• _REQUEST_
Starting at the line of the listing below that contains "outlier-point-setosa [316, 121, 326, 132]" and ending at the line that contains "chart-title: Distribution of", write those lines as a JSON list of strings, one string per line.

■ ■ ■ ■

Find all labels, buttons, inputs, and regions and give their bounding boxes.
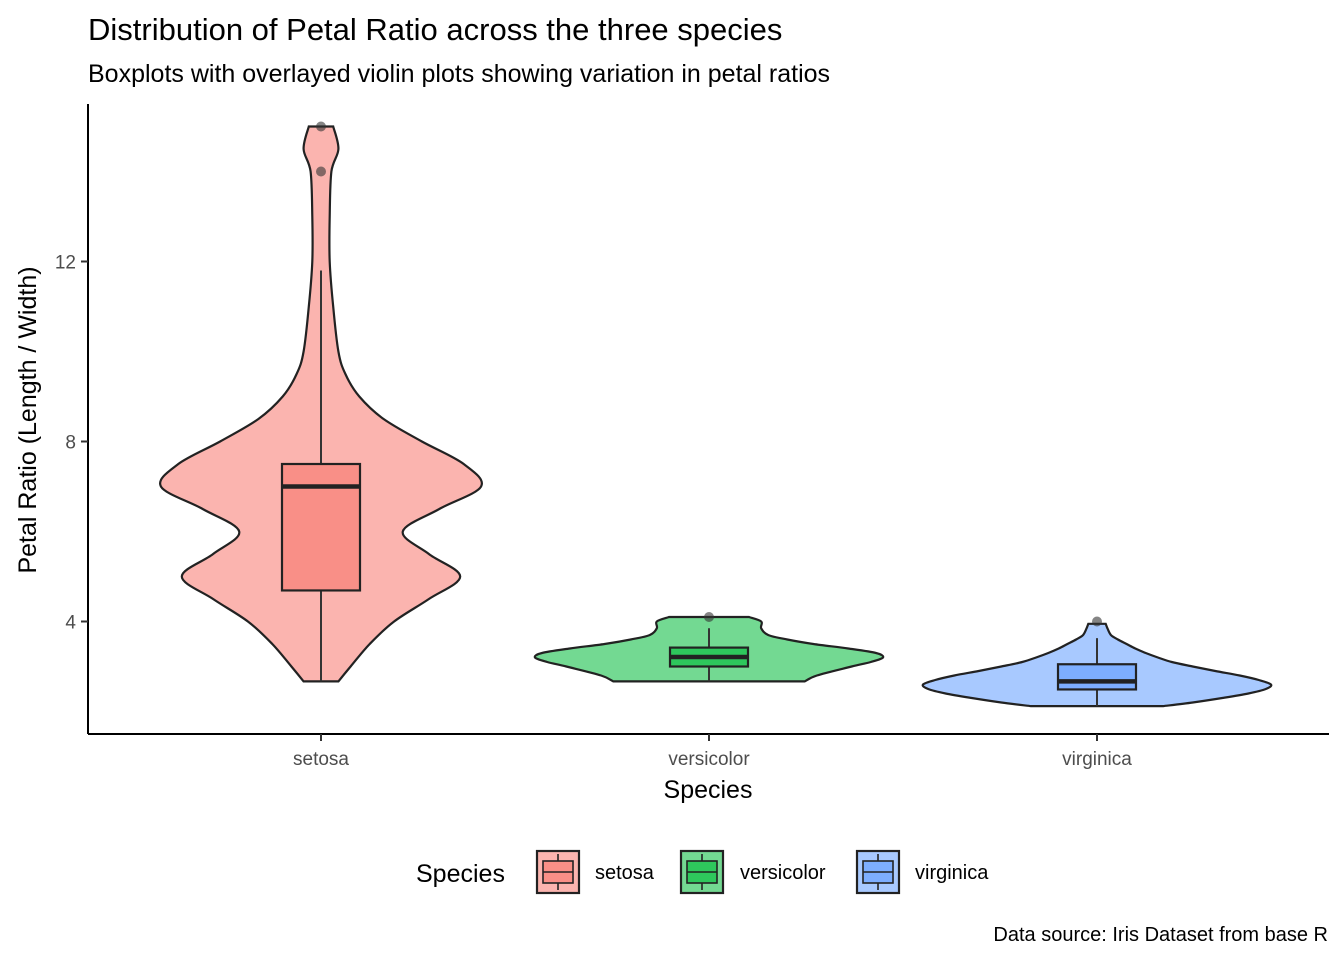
outlier-point-setosa [316, 121, 326, 132]
plot-area [159, 121, 1273, 708]
species-group-virginica [921, 616, 1273, 708]
y-tick-label: 4 [65, 613, 76, 634]
outlier-point-setosa [316, 166, 326, 177]
legend-key-setosa [535, 849, 581, 895]
chart-title: Distribution of Petal Ratio across the t… [88, 12, 782, 47]
legend-label-virginica: virginica [915, 862, 989, 884]
x-tick-label: versicolor [668, 749, 750, 770]
y-tick-label: 12 [55, 253, 76, 274]
x-tick-label: setosa [293, 749, 349, 770]
chart-caption: Data source: Iris Dataset from base R [993, 924, 1328, 946]
species-group-setosa [159, 121, 483, 683]
legend-title: Species [416, 860, 505, 888]
legend-label-versicolor: versicolor [740, 862, 826, 884]
outlier-point-virginica [1092, 616, 1102, 627]
chart-subtitle: Boxplots with overlayed violin plots sho… [88, 60, 830, 88]
outlier-point-versicolor [704, 612, 714, 622]
species-group-versicolor [533, 612, 885, 683]
y-axis-title: Petal Ratio (Length / Width) [14, 266, 42, 573]
legend-key-versicolor [679, 849, 725, 895]
box-virginica [1056, 663, 1138, 691]
y-axis-ticks: 4 8 12 [55, 253, 88, 634]
y-tick-label: 8 [65, 433, 76, 454]
box-setosa [280, 462, 362, 592]
legend-label-setosa: setosa [595, 862, 655, 884]
x-axis-ticks: setosa versicolor virginica [293, 734, 1132, 770]
legend: Species setosa versicolor virginica [416, 849, 989, 895]
legend-key-virginica [855, 849, 901, 895]
x-tick-label: virginica [1062, 749, 1132, 770]
x-axis-title: Species [664, 776, 753, 804]
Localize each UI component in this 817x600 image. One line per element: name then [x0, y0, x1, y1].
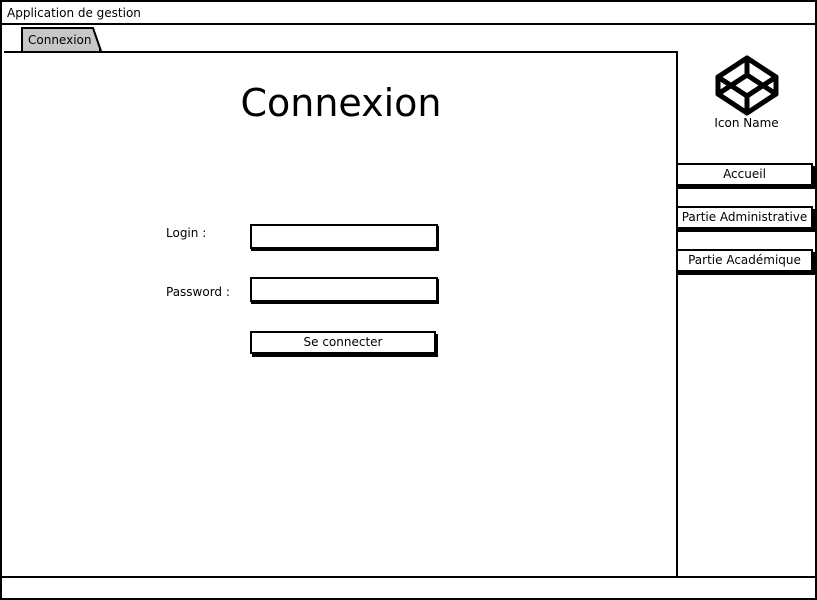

■ ■ ■ ■

• _FINAL ANSWER_
[
  "outlier-point-setosa [316, 121, 326, 132]",
  "plot-area [159, 121, 1273, 708]",
  "species-group-virginica [921, 616, 1273, 708]",
  "y-tick-label: 4 [65, 613, 76, 634]",
  "outlier-point-setosa [316, 166, 326, 177]",
  "legend-key-setosa [535, 849, 581, 895]",
  "chart-title: Distribution of Petal Ratio across the t… [88, 12, 782, 47]"
]